Every record shown below is to be output exactly.

= = = = =

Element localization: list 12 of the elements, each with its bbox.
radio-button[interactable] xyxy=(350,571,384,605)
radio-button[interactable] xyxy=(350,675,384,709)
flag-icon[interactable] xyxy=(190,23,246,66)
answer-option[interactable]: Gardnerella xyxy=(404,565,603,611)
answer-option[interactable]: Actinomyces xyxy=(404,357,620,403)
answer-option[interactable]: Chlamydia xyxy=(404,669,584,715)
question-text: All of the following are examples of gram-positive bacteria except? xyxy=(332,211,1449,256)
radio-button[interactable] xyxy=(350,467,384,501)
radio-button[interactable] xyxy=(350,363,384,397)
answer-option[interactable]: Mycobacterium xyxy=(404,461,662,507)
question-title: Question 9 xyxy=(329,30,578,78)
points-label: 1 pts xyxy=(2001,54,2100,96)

= = = = =

**Answer to the problem**.
Element localization: list 12 of the elements, each with its bbox.
radio-button[interactable] xyxy=(350,571,384,605)
radio-button[interactable] xyxy=(350,675,384,709)
flag-icon[interactable] xyxy=(190,23,246,66)
answer-option[interactable]: Gardnerella xyxy=(404,565,603,611)
answer-option[interactable]: Actinomyces xyxy=(404,357,620,403)
answer-option[interactable]: Chlamydia xyxy=(404,669,584,715)
question-text: All of the following are examples of gram-positive bacteria except? xyxy=(332,211,1449,256)
radio-button[interactable] xyxy=(350,467,384,501)
radio-button[interactable] xyxy=(350,363,384,397)
answer-option[interactable]: Mycobacterium xyxy=(404,461,662,507)
question-title: Question 9 xyxy=(329,30,578,78)
points-label: 1 pts xyxy=(2001,54,2100,96)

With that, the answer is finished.